◆ **Goal**
Write out, precisely and in full, each line of the material.

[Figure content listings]

★ ★ ★ ★ ★

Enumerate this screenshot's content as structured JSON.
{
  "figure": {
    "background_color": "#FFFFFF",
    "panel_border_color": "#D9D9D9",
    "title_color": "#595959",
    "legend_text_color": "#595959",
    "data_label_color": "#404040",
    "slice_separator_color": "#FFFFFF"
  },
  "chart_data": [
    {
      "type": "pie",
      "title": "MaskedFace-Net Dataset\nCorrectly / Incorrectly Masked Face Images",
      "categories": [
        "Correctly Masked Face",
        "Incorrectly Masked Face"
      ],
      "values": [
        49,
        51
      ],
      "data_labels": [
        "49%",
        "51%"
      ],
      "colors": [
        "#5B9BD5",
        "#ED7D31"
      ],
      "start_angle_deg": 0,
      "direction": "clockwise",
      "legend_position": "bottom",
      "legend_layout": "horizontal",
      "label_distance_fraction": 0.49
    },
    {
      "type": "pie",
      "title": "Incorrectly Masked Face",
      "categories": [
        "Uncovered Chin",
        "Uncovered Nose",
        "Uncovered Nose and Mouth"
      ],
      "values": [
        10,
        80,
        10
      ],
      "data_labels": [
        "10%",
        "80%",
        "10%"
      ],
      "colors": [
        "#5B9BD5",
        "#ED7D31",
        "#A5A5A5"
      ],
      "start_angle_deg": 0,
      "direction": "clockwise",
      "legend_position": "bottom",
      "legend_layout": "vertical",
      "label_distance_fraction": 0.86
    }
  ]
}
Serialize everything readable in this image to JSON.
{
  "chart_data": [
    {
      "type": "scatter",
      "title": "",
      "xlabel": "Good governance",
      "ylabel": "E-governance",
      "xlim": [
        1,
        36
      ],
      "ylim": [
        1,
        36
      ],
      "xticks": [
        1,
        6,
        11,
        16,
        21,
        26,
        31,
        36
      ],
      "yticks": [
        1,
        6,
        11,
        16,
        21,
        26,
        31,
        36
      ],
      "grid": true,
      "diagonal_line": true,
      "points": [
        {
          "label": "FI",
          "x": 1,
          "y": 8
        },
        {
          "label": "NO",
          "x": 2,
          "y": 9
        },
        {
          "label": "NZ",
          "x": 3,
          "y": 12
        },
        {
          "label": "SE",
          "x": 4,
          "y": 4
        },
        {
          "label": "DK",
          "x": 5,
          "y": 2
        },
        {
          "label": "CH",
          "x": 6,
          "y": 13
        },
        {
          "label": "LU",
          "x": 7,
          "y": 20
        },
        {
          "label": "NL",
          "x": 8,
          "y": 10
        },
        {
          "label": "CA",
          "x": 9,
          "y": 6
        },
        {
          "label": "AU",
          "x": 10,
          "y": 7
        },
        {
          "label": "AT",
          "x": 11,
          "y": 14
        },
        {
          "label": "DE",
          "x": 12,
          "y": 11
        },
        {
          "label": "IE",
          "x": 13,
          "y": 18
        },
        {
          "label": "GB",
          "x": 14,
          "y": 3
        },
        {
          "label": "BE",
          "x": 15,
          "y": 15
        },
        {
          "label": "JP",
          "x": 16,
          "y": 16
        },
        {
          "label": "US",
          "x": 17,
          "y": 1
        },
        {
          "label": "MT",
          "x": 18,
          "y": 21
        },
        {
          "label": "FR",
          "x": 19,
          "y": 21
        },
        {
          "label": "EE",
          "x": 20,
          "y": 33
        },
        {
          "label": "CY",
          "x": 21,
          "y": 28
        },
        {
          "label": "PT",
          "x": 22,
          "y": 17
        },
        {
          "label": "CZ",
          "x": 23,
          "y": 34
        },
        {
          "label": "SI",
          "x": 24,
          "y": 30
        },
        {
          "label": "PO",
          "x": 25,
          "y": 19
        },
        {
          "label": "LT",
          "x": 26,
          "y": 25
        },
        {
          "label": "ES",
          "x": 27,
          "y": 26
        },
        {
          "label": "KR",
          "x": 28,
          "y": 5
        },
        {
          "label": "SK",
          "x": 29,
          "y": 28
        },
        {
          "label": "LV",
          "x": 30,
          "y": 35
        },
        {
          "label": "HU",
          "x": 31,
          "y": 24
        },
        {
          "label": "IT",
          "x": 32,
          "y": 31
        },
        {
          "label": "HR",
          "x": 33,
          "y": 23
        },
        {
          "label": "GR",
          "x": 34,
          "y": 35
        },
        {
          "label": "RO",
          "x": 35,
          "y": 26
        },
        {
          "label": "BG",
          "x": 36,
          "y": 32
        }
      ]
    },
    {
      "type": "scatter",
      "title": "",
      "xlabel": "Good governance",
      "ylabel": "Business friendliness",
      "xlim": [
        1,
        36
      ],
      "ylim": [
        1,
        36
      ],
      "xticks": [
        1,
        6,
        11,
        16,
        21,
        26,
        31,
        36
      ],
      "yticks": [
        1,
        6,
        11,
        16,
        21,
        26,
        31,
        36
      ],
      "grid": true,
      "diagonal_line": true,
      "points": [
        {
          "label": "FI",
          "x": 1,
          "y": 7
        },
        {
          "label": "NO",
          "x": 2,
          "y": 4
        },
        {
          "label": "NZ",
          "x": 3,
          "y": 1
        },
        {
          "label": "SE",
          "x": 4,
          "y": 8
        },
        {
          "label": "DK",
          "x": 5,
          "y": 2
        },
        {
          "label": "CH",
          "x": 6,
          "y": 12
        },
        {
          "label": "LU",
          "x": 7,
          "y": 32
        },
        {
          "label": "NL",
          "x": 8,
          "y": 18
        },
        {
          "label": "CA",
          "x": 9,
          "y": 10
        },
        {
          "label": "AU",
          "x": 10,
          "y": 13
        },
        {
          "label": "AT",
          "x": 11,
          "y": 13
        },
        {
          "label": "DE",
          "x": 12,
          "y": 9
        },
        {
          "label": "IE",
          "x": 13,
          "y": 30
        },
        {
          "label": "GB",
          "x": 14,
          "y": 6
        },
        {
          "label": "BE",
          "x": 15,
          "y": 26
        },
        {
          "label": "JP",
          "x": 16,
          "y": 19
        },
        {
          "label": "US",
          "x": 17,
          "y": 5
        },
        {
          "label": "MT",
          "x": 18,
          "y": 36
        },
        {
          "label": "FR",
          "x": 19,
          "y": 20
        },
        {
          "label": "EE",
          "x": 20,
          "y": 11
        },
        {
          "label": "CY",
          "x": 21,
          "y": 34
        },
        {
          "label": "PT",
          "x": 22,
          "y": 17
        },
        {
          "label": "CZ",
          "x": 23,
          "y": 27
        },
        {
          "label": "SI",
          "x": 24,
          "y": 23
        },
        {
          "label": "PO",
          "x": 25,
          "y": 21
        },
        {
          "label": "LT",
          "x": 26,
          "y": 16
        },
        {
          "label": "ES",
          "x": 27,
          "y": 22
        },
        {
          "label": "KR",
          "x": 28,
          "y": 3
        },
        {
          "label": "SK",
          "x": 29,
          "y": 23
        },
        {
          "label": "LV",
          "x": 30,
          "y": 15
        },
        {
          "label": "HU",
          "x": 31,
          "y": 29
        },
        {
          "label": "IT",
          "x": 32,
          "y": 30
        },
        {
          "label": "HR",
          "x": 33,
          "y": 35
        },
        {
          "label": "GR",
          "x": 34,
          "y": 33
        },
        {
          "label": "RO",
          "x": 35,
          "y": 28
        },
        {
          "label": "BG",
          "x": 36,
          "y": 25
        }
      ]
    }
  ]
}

★ ★ ★ ★ ★

◆ **Task response**
Enumerate this screenshot's content as structured JSON.
{
  "figure": {
    "background_color": "#FFFFFF",
    "panel_border_color": "#D9D9D9",
    "title_color": "#595959",
    "legend_text_color": "#595959",
    "data_label_color": "#404040",
    "slice_separator_color": "#FFFFFF"
  },
  "chart_data": [
    {
      "type": "pie",
      "title": "MaskedFace-Net Dataset\nCorrectly / Incorrectly Masked Face Images",
      "categories": [
        "Correctly Masked Face",
        "Incorrectly Masked Face"
      ],
      "values": [
        49,
        51
      ],
      "data_labels": [
        "49%",
        "51%"
      ],
      "colors": [
        "#5B9BD5",
        "#ED7D31"
      ],
      "start_angle_deg": 0,
      "direction": "clockwise",
      "legend_position": "bottom",
      "legend_layout": "horizontal",
      "label_distance_fraction": 0.49
    },
    {
      "type": "pie",
      "title": "Incorrectly Masked Face",
      "categories": [
        "Uncovered Chin",
        "Uncovered Nose",
        "Uncovered Nose and Mouth"
      ],
      "values": [
        10,
        80,
        10
      ],
      "data_labels": [
        "10%",
        "80%",
        "10%"
      ],
      "colors": [
        "#5B9BD5",
        "#ED7D31",
        "#A5A5A5"
      ],
      "start_angle_deg": 0,
      "direction": "clockwise",
      "legend_position": "bottom",
      "legend_layout": "vertical",
      "label_distance_fraction": 0.86
    }
  ]
}
Serialize everything readable in this image to JSON.
{
  "chart_data": [
    {
      "type": "scatter",
      "title": "",
      "xlabel": "Good governance",
      "ylabel": "E-governance",
      "xlim": [
        1,
        36
      ],
      "ylim": [
        1,
        36
      ],
      "xticks": [
        1,
        6,
        11,
        16,
        21,
        26,
        31,
        36
      ],
      "yticks": [
        1,
        6,
        11,
        16,
        21,
        26,
        31,
        36
      ],
      "grid": true,
      "diagonal_line": true,
      "points": [
        {
          "label": "FI",
          "x": 1,
          "y": 8
        },
        {
          "label": "NO",
          "x": 2,
          "y": 9
        },
        {
          "label": "NZ",
          "x": 3,
          "y": 12
        },
        {
          "label": "SE",
          "x": 4,
          "y": 4
        },
        {
          "label": "DK",
          "x": 5,
          "y": 2
        },
        {
          "label": "CH",
          "x": 6,
          "y": 13
        },
        {
          "label": "LU",
          "x": 7,
          "y": 20
        },
        {
          "label": "NL",
          "x": 8,
          "y": 10
        },
        {
          "label": "CA",
          "x": 9,
          "y": 6
        },
        {
          "label": "AU",
          "x": 10,
          "y": 7
        },
        {
          "label": "AT",
          "x": 11,
          "y": 14
        },
        {
          "label": "DE",
          "x": 12,
          "y": 11
        },
        {
          "label": "IE",
          "x": 13,
          "y": 18
        },
        {
          "label": "GB",
          "x": 14,
          "y": 3
        },
        {
          "label": "BE",
          "x": 15,
          "y": 15
        },
        {
          "label": "JP",
          "x": 16,
          "y": 16
        },
        {
          "label": "US",
          "x": 17,
          "y": 1
        },
        {
          "label": "MT",
          "x": 18,
          "y": 21
        },
        {
          "label": "FR",
          "x": 19,
          "y": 21
        },
        {
          "label": "EE",
          "x": 20,
          "y": 33
        },
        {
          "label": "CY",
          "x": 21,
          "y": 28
        },
        {
          "label": "PT",
          "x": 22,
          "y": 17
        },
        {
          "label": "CZ",
          "x": 23,
          "y": 34
        },
        {
          "label": "SI",
          "x": 24,
          "y": 30
        },
        {
          "label": "PO",
          "x": 25,
          "y": 19
        },
        {
          "label": "LT",
          "x": 26,
          "y": 25
        },
        {
          "label": "ES",
          "x": 27,
          "y": 26
        },
        {
          "label": "KR",
          "x": 28,
          "y": 5
        },
        {
          "label": "SK",
          "x": 29,
          "y": 28
        },
        {
          "label": "LV",
          "x": 30,
          "y": 35
        },
        {
          "label": "HU",
          "x": 31,
          "y": 24
        },
        {
          "label": "IT",
          "x": 32,
          "y": 31
        },
        {
          "label": "HR",
          "x": 33,
          "y": 23
        },
        {
          "label": "GR",
          "x": 34,
          "y": 35
        },
        {
          "label": "RO",
          "x": 35,
          "y": 26
        },
        {
          "label": "BG",
          "x": 36,
          "y": 32
        }
      ]
    },
    {
      "type": "scatter",
      "title": "",
      "xlabel": "Good governance",
      "ylabel": "Business friendliness",
      "xlim": [
        1,
        36
      ],
      "ylim": [
        1,
        36
      ],
      "xticks": [
        1,
        6,
        11,
        16,
        21,
        26,
        31,
        36
      ],
      "yticks": [
        1,
        6,
        11,
        16,
        21,
        26,
        31,
        36
      ],
      "grid": true,
      "diagonal_line": true,
      "points": [
        {
          "label": "FI",
          "x": 1,
          "y": 7
        },
        {
          "label": "NO",
          "x": 2,
          "y": 4
        },
        {
          "label": "NZ",
          "x": 3,
          "y": 1
        },
        {
          "label": "SE",
          "x": 4,
          "y": 8
        },
        {
          "label": "DK",
          "x": 5,
          "y": 2
        },
        {
          "label": "CH",
          "x": 6,
          "y": 12
        },
        {
          "label": "LU",
          "x": 7,
          "y": 32
        },
        {
          "label": "NL",
          "x": 8,
          "y": 18
        },
        {
          "label": "CA",
          "x": 9,
          "y": 10
        },
        {
          "label": "AU",
          "x": 10,
          "y": 13
        },
        {
          "label": "AT",
          "x": 11,
          "y": 13
        },
        {
          "label": "DE",
          "x": 12,
          "y": 9
        },
        {
          "label": "IE",
          "x": 13,
          "y": 30
        },
        {
          "label": "GB",
          "x": 14,
          "y": 6
        },
        {
          "label": "BE",
          "x": 15,
          "y": 26
        },
        {
          "label": "JP",
          "x": 16,
          "y": 19
        },
        {
          "label": "US",
          "x": 17,
          "y": 5
        },
        {
          "label": "MT",
          "x": 18,
          "y": 36
        },
        {
          "label": "FR",
          "x": 19,
          "y": 20
        },
        {
          "label": "EE",
          "x": 20,
          "y": 11
        },
        {
          "label": "CY",
          "x": 21,
          "y": 34
        },
        {
          "label": "PT",
          "x": 22,
          "y": 17
        },
        {
          "label": "CZ",
          "x": 23,
          "y": 27
        },
        {
          "label": "SI",
          "x": 24,
          "y": 23
        },
        {
          "label": "PO",
          "x": 25,
          "y": 21
        },
        {
          "label": "LT",
          "x": 26,
          "y": 16
        },
        {
          "label": "ES",
          "x": 27,
          "y": 22
        },
        {
          "label": "KR",
          "x": 28,
          "y": 3
        },
        {
          "label": "SK",
          "x": 29,
          "y": 23
        },
        {
          "label": "LV",
          "x": 30,
          "y": 15
        },
        {
          "label": "HU",
          "x": 31,
          "y": 29
        },
        {
          "label": "IT",
          "x": 32,
          "y": 30
        },
        {
          "label": "HR",
          "x": 33,
          "y": 35
        },
        {
          "label": "GR",
          "x": 34,
          "y": 33
        },
        {
          "label": "RO",
          "x": 35,
          "y": 28
        },
        {
          "label": "BG",
          "x": 36,
          "y": 25
        }
      ]
    }
  ]
}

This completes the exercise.